◆ THE REQUEST
Write the data out again exactly, dropping any images it holds.

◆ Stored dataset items

▼▼▼

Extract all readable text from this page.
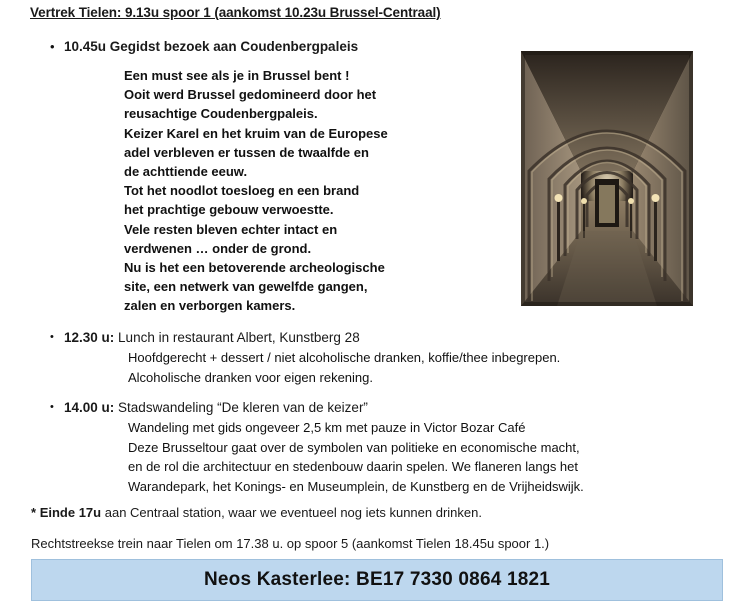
Vertrek Tielen: 9.13u spoor 1 (aankomst 10.23u Brussel-Centraal)
•
10.45u Gegidst bezoek aan Coudenbergpaleis
Een must see als je in Brussel bent !
Ooit werd Brussel gedomineerd door het
reusachtige Coudenbergpaleis.
Keizer Karel en het kruim van de Europese
adel verbleven er tussen de twaalfde en
de achttiende eeuw.
Tot het noodlot toesloeg en een brand
het prachtige gebouw verwoestte.
Vele resten bleven echter intact en
verdwenen … onder de grond.
Nu is het een betoverende archeologische
site, een netwerk van gewelfde gangen,
zalen en verborgen kamers.
•
12.30 u: Lunch in restaurant Albert, Kunstberg 28
Hoofdgerecht + dessert / niet alcoholische dranken, koffie/thee inbegrepen.
Alcoholische dranken voor eigen rekening.
•
14.00 u: Stadswandeling “De kleren van de keizer”
Wandeling met gids ongeveer 2,5 km met pauze in Victor Bozar Café
Deze Brusseltour gaat over de symbolen van politieke en economische macht,
en de rol die architectuur en stedenbouw daarin spelen. We flaneren langs het
Warandepark, het Konings- en Museumplein, de Kunstberg en de Vrijheidswijk.
* Einde 17u aan Centraal station, waar we eventueel nog iets kunnen drinken.
Rechtstreekse trein naar Tielen om 17.38 u. op spoor 5 (aankomst Tielen 18.45u spoor 1.)
Neos Kasterlee: BE17 7330 0864 1821
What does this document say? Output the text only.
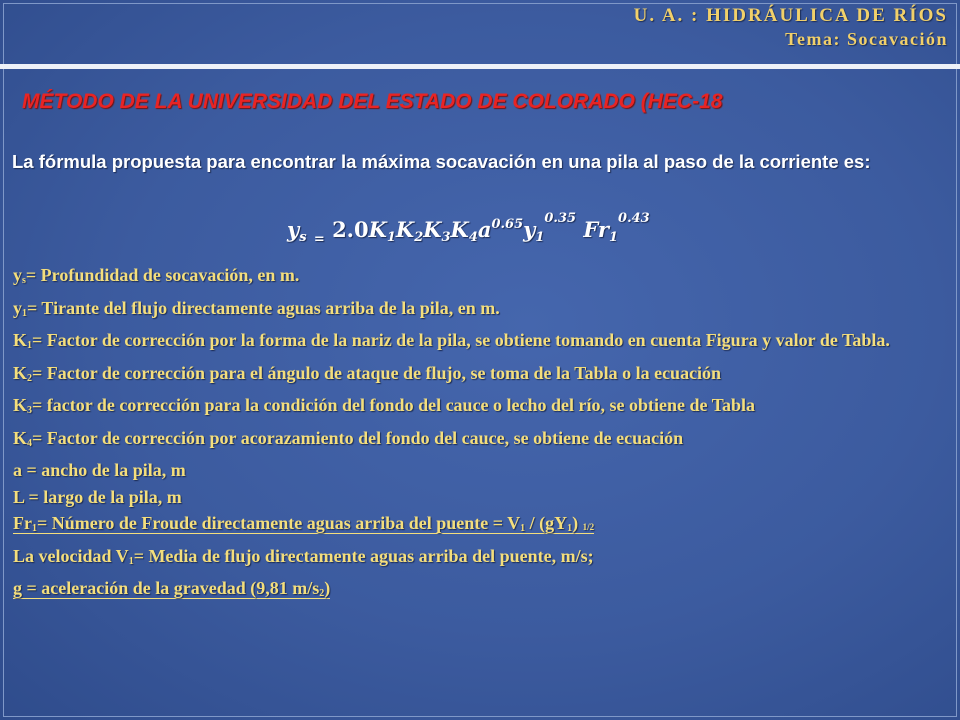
U. A. : HIDRÁULICA DE RÍOS
Tema: Socavación
MÉTODO DE LA UNIVERSIDAD DEL ESTADO DE COLORADO (HEC-18
La fórmula propuesta para encontrar la máxima socavación en una pila al paso de la corriente es:
$y_s$ $_=$ $2.0K_1K_2K_3K_4a^{0.65}y_1^{0.35}$ $Fr_1^{0.43}$
$y_s=$ Profundidad de socavación, en m.
$y_1=$ Tirante del flujo directamente aguas arriba de la pila, en m.
$K_1=$ Factor de corrección por la forma de la nariz de la pila, se obtiene tomando en cuenta Figura y valor de Tabla.
$K_2=$ Factor de corrección para el ángulo de ataque de flujo, se toma de la Tabla o la ecuación
$K_3=$ factor de corrección para la condición del fondo del cauce o lecho del río, se obtiene de Tabla
$K_4=$ Factor de corrección por acorazamiento del fondo del cauce, se obtiene de ecuación
a = ancho de la pila, m
L = largo de la pila, m
$Fr_1=$ Número de Froude directamente aguas arriba del puente = $V_1 / (gY_1)$ $^{1/2}$
La velocidad $V_1=$ Media de flujo directamente aguas arriba del puente, m/s;
g = aceleración de la gravedad (9,81 $m/s_2$)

▲▲▲

◆ SOLVED PROBLEM
Extract all readable text from this page.
Vertrek Tielen: 9.13u spoor 1 (aankomst 10.23u Brussel-Centraal)
•
10.45u Gegidst bezoek aan Coudenbergpaleis
Een must see als je in Brussel bent !
Ooit werd Brussel gedomineerd door het
reusachtige Coudenbergpaleis.
Keizer Karel en het kruim van de Europese
adel verbleven er tussen de twaalfde en
de achttiende eeuw.
Tot het noodlot toesloeg en een brand
het prachtige gebouw verwoestte.
Vele resten bleven echter intact en
verdwenen … onder de grond.
Nu is het een betoverende archeologische
site, een netwerk van gewelfde gangen,
zalen en verborgen kamers.
•
12.30 u: Lunch in restaurant Albert, Kunstberg 28
Hoofdgerecht + dessert / niet alcoholische dranken, koffie/thee inbegrepen.
Alcoholische dranken voor eigen rekening.
•
14.00 u: Stadswandeling “De kleren van de keizer”
Wandeling met gids ongeveer 2,5 km met pauze in Victor Bozar Café
Deze Brusseltour gaat over de symbolen van politieke en economische macht,
en de rol die architectuur en stedenbouw daarin spelen. We flaneren langs het
Warandepark, het Konings- en Museumplein, de Kunstberg en de Vrijheidswijk.
* Einde 17u aan Centraal station, waar we eventueel nog iets kunnen drinken.
Rechtstreekse trein naar Tielen om 17.38 u. op spoor 5 (aankomst Tielen 18.45u spoor 1.)
Neos Kasterlee: BE17 7330 0864 1821
What does this document say? Output the text only.
U. A. : HIDRÁULICA DE RÍOS
Tema: Socavación
MÉTODO DE LA UNIVERSIDAD DEL ESTADO DE COLORADO (HEC-18
La fórmula propuesta para encontrar la máxima socavación en una pila al paso de la corriente es:
$y_s$ $_=$ $2.0K_1K_2K_3K_4a^{0.65}y_1^{0.35}$ $Fr_1^{0.43}$
$y_s=$ Profundidad de socavación, en m.
$y_1=$ Tirante del flujo directamente aguas arriba de la pila, en m.
$K_1=$ Factor de corrección por la forma de la nariz de la pila, se obtiene tomando en cuenta Figura y valor de Tabla.
$K_2=$ Factor de corrección para el ángulo de ataque de flujo, se toma de la Tabla o la ecuación
$K_3=$ factor de corrección para la condición del fondo del cauce o lecho del río, se obtiene de Tabla
$K_4=$ Factor de corrección por acorazamiento del fondo del cauce, se obtiene de ecuación
a = ancho de la pila, m
L = largo de la pila, m
$Fr_1=$ Número de Froude directamente aguas arriba del puente = $V_1 / (gY_1)$ $^{1/2}$
La velocidad $V_1=$ Media de flujo directamente aguas arriba del puente, m/s;
g = aceleración de la gravedad (9,81 $m/s_2$)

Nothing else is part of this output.